# What to do
Tally the lines in the listing below that include "Percent". Answer with the count and nothing more.

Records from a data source
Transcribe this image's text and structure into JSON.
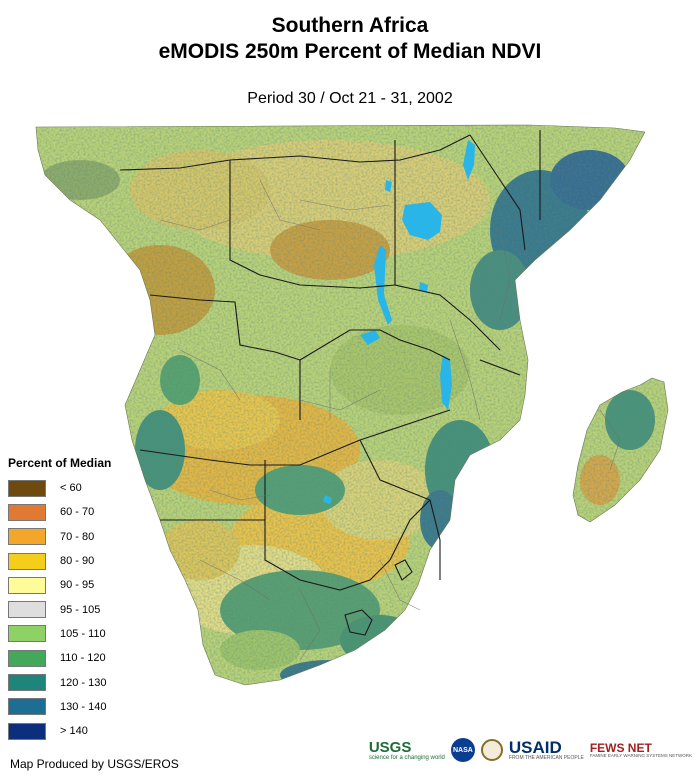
{
  "header": {
    "title_line1": "Southern Africa",
    "title_line2": "eMODIS 250m Percent of Median NDVI",
    "period": "Period 30 / Oct 21 - 31, 2002"
  },
  "legend": {
    "title": "Percent of Median",
    "items": [
      {
        "label": "< 60",
        "color": "#6f4a0e"
      },
      {
        "label": "60 - 70",
        "color": "#e07a32"
      },
      {
        "label": "70 - 80",
        "color": "#f2a62a"
      },
      {
        "label": "80 - 90",
        "color": "#f5ce1c"
      },
      {
        "label": "90 - 95",
        "color": "#fdfc98"
      },
      {
        "label": "95 - 105",
        "color": "#dedede"
      },
      {
        "label": "105 - 110",
        "color": "#8ed164"
      },
      {
        "label": "110 - 120",
        "color": "#43a85a"
      },
      {
        "label": "120 - 130",
        "color": "#1f8479"
      },
      {
        "label": "130 - 140",
        "color": "#1d6e95"
      },
      {
        "label": "> 140",
        "color": "#0b2f7d"
      }
    ]
  },
  "footer": {
    "credit": "Map Produced by USGS/EROS",
    "logos": {
      "usgs": "USGS",
      "usgs_tagline": "science for a changing world",
      "nasa": "NASA",
      "usaid": "USAID",
      "usaid_tagline": "FROM THE AMERICAN PEOPLE",
      "fews": "FEWS NET",
      "fews_tagline": "FAMINE EARLY WARNING SYSTEMS NETWORK"
    }
  }
}
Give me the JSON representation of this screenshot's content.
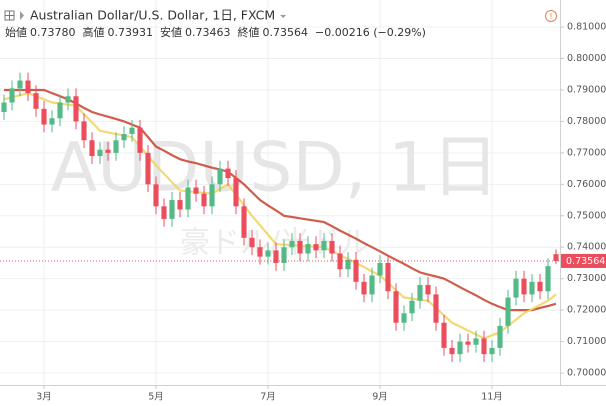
{
  "chart_data": {
    "type": "candlestick",
    "title": "Australian Dollar/U.S. Dollar, 1日, FXCM",
    "legend_values": [
      {
        "label": "始値",
        "value": "0.73780"
      },
      {
        "label": "高値",
        "value": "0.73931"
      },
      {
        "label": "安値",
        "value": "0.73463"
      },
      {
        "label": "終値",
        "value": "0.73564"
      }
    ],
    "change": "−0.00216 (−0.29%)",
    "watermark": "AUDUSD, 1日",
    "watermark_sub": "豪ドル/米ドル",
    "up_color": "#53b987",
    "down_color": "#eb4d5c",
    "grid": true,
    "ylim": [
      0.6962,
      0.8186
    ],
    "yticks": [
      {
        "value": 0.7,
        "label": "0.70000"
      },
      {
        "value": 0.71,
        "label": "0.71000"
      },
      {
        "value": 0.72,
        "label": "0.72000"
      },
      {
        "value": 0.73,
        "label": "0.73000"
      },
      {
        "value": 0.74,
        "label": "0.74000"
      },
      {
        "value": 0.75,
        "label": "0.75000"
      },
      {
        "value": 0.76,
        "label": "0.76000"
      },
      {
        "value": 0.77,
        "label": "0.77000"
      },
      {
        "value": 0.78,
        "label": "0.78000"
      },
      {
        "value": 0.79,
        "label": "0.79000"
      },
      {
        "value": 0.8,
        "label": "0.80000"
      },
      {
        "value": 0.81,
        "label": "0.81000"
      }
    ],
    "categories": [
      null,
      null,
      null,
      null,
      null,
      "3月",
      null,
      null,
      null,
      null,
      null,
      null,
      null,
      null,
      null,
      null,
      null,
      null,
      null,
      "5月",
      null,
      null,
      null,
      null,
      null,
      null,
      null,
      null,
      null,
      null,
      null,
      null,
      null,
      "7月",
      null,
      null,
      null,
      null,
      null,
      null,
      null,
      null,
      null,
      null,
      null,
      null,
      null,
      "9月",
      null,
      null,
      null,
      null,
      null,
      null,
      null,
      null,
      null,
      null,
      null,
      null,
      null,
      "11月",
      null,
      null,
      null,
      null,
      null,
      null,
      null,
      null
    ],
    "open": [
      0.783,
      0.786,
      0.7905,
      0.793,
      0.789,
      0.784,
      0.779,
      0.781,
      0.786,
      0.788,
      0.78,
      0.774,
      0.769,
      0.771,
      0.77,
      0.774,
      0.776,
      0.778,
      0.77,
      0.76,
      0.753,
      0.749,
      0.755,
      0.752,
      0.759,
      0.757,
      0.753,
      0.76,
      0.765,
      0.762,
      0.753,
      0.743,
      0.74,
      0.737,
      0.739,
      0.735,
      0.74,
      0.742,
      0.738,
      0.741,
      0.739,
      0.742,
      0.738,
      0.733,
      0.736,
      0.729,
      0.725,
      0.731,
      0.735,
      0.726,
      0.716,
      0.719,
      0.723,
      0.728,
      0.725,
      0.716,
      0.708,
      0.706,
      0.71,
      0.709,
      0.711,
      0.706,
      0.708,
      0.715,
      0.724,
      0.73,
      0.725,
      0.729,
      0.726,
      0.7378
    ],
    "high": [
      0.7885,
      0.793,
      0.7955,
      0.7955,
      0.7915,
      0.7865,
      0.7835,
      0.7885,
      0.7905,
      0.7905,
      0.7825,
      0.7765,
      0.7735,
      0.7735,
      0.7765,
      0.7785,
      0.7805,
      0.7805,
      0.7725,
      0.7625,
      0.7555,
      0.7575,
      0.7575,
      0.7615,
      0.7615,
      0.7595,
      0.7625,
      0.7675,
      0.7675,
      0.7645,
      0.7555,
      0.7455,
      0.7425,
      0.7415,
      0.7415,
      0.7425,
      0.7445,
      0.7445,
      0.7435,
      0.7435,
      0.7445,
      0.7445,
      0.7405,
      0.7385,
      0.7385,
      0.7315,
      0.7335,
      0.7375,
      0.7375,
      0.7285,
      0.7215,
      0.7255,
      0.7305,
      0.7305,
      0.7275,
      0.7185,
      0.7105,
      0.7125,
      0.7125,
      0.7135,
      0.7135,
      0.7105,
      0.7175,
      0.7265,
      0.7325,
      0.7325,
      0.7315,
      0.7315,
      0.7365,
      0.73931
    ],
    "low": [
      0.7805,
      0.7835,
      0.788,
      0.7865,
      0.7815,
      0.7765,
      0.7765,
      0.7785,
      0.7835,
      0.7775,
      0.7715,
      0.7665,
      0.7665,
      0.7675,
      0.7675,
      0.7715,
      0.7735,
      0.7675,
      0.7575,
      0.7505,
      0.7465,
      0.7465,
      0.7495,
      0.7495,
      0.7545,
      0.7505,
      0.7505,
      0.7575,
      0.7595,
      0.7505,
      0.7405,
      0.7375,
      0.7345,
      0.7345,
      0.7325,
      0.7325,
      0.7375,
      0.7355,
      0.7355,
      0.7365,
      0.7365,
      0.7355,
      0.7305,
      0.7305,
      0.7265,
      0.7225,
      0.7225,
      0.7285,
      0.7235,
      0.7135,
      0.7135,
      0.7165,
      0.7205,
      0.7225,
      0.7135,
      0.7055,
      0.7035,
      0.7035,
      0.7065,
      0.7065,
      0.7035,
      0.7035,
      0.7055,
      0.7125,
      0.7215,
      0.7225,
      0.7225,
      0.7235,
      0.7235,
      0.73463
    ],
    "close": [
      0.786,
      0.7905,
      0.793,
      0.789,
      0.784,
      0.779,
      0.781,
      0.786,
      0.788,
      0.78,
      0.774,
      0.769,
      0.771,
      0.77,
      0.774,
      0.776,
      0.778,
      0.77,
      0.76,
      0.753,
      0.749,
      0.755,
      0.752,
      0.759,
      0.757,
      0.753,
      0.76,
      0.765,
      0.762,
      0.753,
      0.743,
      0.74,
      0.737,
      0.739,
      0.735,
      0.74,
      0.742,
      0.738,
      0.741,
      0.739,
      0.742,
      0.738,
      0.733,
      0.736,
      0.729,
      0.725,
      0.731,
      0.735,
      0.726,
      0.716,
      0.719,
      0.723,
      0.728,
      0.725,
      0.716,
      0.708,
      0.706,
      0.71,
      0.709,
      0.711,
      0.706,
      0.708,
      0.715,
      0.724,
      0.73,
      0.725,
      0.729,
      0.726,
      0.734,
      0.73564
    ],
    "series": [
      {
        "color": "#c8402c",
        "values": [
          0.79,
          0.79,
          0.79,
          0.79,
          0.79,
          0.79,
          0.789,
          0.788,
          0.787,
          0.7857,
          0.7843,
          0.783,
          0.7822,
          0.7815,
          0.7808,
          0.78,
          0.779,
          0.778,
          0.775,
          0.772,
          0.7707,
          0.7693,
          0.768,
          0.7673,
          0.7667,
          0.766,
          0.7653,
          0.7647,
          0.764,
          0.762,
          0.76,
          0.7575,
          0.755,
          0.7533,
          0.7517,
          0.75,
          0.7496,
          0.7492,
          0.7488,
          0.7484,
          0.748,
          0.7467,
          0.7453,
          0.744,
          0.7427,
          0.7413,
          0.74,
          0.7387,
          0.7373,
          0.736,
          0.7347,
          0.7333,
          0.732,
          0.7313,
          0.7307,
          0.73,
          0.7287,
          0.7273,
          0.726,
          0.7247,
          0.7233,
          0.722,
          0.721,
          0.72,
          0.72,
          0.72,
          0.72,
          0.7207,
          0.7213,
          0.722
        ]
      },
      {
        "color": "#f2d25a",
        "values": [
          0.787,
          0.7877,
          0.7883,
          0.789,
          0.788,
          0.787,
          0.786,
          0.7857,
          0.7853,
          0.785,
          0.7823,
          0.7797,
          0.777,
          0.7765,
          0.776,
          0.7755,
          0.775,
          0.772,
          0.769,
          0.766,
          0.7633,
          0.7607,
          0.758,
          0.7578,
          0.7575,
          0.7573,
          0.757,
          0.7585,
          0.76,
          0.7567,
          0.7533,
          0.75,
          0.747,
          0.744,
          0.741,
          0.7408,
          0.7407,
          0.7405,
          0.7403,
          0.7402,
          0.74,
          0.7388,
          0.7375,
          0.7363,
          0.735,
          0.7337,
          0.7323,
          0.731,
          0.7287,
          0.7263,
          0.724,
          0.7237,
          0.7233,
          0.723,
          0.7207,
          0.7183,
          0.716,
          0.7148,
          0.7135,
          0.7123,
          0.711,
          0.712,
          0.713,
          0.715,
          0.717,
          0.719,
          0.7203,
          0.7217,
          0.723,
          0.725
        ]
      }
    ]
  }
}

# Output below
2